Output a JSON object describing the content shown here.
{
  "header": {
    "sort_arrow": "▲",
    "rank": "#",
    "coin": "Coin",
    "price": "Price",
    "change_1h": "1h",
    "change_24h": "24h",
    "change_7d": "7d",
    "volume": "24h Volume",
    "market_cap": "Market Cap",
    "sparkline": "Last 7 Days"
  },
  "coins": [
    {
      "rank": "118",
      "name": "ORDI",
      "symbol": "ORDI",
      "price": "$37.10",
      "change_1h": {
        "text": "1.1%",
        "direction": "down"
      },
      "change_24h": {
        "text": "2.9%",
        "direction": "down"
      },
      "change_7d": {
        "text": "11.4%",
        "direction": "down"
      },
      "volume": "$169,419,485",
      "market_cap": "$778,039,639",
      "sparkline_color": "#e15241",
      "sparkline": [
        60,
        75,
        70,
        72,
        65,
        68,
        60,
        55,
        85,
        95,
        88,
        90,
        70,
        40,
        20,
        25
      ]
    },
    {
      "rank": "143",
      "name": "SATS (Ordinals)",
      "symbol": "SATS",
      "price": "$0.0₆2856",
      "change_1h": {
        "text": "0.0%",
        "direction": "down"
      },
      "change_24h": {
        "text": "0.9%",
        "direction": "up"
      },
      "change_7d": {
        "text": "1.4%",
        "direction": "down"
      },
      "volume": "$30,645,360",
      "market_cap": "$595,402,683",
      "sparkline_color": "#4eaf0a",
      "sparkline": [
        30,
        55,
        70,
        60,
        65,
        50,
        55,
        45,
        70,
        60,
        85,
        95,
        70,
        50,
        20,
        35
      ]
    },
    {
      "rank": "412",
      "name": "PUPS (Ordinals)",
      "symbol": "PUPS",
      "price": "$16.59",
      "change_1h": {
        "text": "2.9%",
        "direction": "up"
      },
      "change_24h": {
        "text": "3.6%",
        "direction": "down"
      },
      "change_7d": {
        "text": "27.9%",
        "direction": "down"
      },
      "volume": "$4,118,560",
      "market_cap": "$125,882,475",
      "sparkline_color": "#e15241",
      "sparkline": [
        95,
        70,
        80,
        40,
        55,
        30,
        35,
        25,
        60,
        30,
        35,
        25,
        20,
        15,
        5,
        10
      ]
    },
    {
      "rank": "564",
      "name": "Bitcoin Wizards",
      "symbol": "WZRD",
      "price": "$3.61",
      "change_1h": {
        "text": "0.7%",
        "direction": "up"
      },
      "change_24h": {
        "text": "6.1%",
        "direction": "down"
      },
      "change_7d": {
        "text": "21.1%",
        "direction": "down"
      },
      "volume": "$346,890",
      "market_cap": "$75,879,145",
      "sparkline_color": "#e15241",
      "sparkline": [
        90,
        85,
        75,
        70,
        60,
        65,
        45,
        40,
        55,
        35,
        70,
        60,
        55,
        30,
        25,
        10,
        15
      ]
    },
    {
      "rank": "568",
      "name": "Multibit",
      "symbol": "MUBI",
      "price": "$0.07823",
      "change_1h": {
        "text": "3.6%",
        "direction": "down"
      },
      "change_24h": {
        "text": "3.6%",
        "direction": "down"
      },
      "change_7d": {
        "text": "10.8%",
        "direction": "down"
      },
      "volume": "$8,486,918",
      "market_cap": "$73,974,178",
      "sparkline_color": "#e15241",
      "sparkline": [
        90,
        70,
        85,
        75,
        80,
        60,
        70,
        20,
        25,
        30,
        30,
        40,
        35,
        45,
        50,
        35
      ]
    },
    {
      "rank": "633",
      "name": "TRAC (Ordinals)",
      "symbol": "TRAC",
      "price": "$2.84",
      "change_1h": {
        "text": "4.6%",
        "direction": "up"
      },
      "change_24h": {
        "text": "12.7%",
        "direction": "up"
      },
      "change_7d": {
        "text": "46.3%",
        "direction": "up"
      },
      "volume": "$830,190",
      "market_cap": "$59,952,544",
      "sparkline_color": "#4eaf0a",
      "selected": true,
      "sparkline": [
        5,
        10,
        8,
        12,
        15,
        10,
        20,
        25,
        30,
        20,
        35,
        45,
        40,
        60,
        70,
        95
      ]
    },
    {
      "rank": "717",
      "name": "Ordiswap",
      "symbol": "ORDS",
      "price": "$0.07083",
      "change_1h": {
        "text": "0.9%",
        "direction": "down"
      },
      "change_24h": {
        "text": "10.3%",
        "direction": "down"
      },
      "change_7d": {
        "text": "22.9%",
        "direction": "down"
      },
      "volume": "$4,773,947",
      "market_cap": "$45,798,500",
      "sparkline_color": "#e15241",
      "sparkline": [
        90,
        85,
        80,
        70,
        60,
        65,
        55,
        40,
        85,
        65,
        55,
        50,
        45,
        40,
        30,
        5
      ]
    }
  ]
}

---

▶ Task description
Return every line containing "volume".

▶ Result of this exercise
    "volume": "24h Volume",
      "volume": "$169,419,485",
      "volume": "$30,645,360",
      "volume": "$4,118,560",
      "volume": "$346,890",
      "volume": "$8,486,918",
      "volume": "$830,190",
      "volume": "$4,773,947",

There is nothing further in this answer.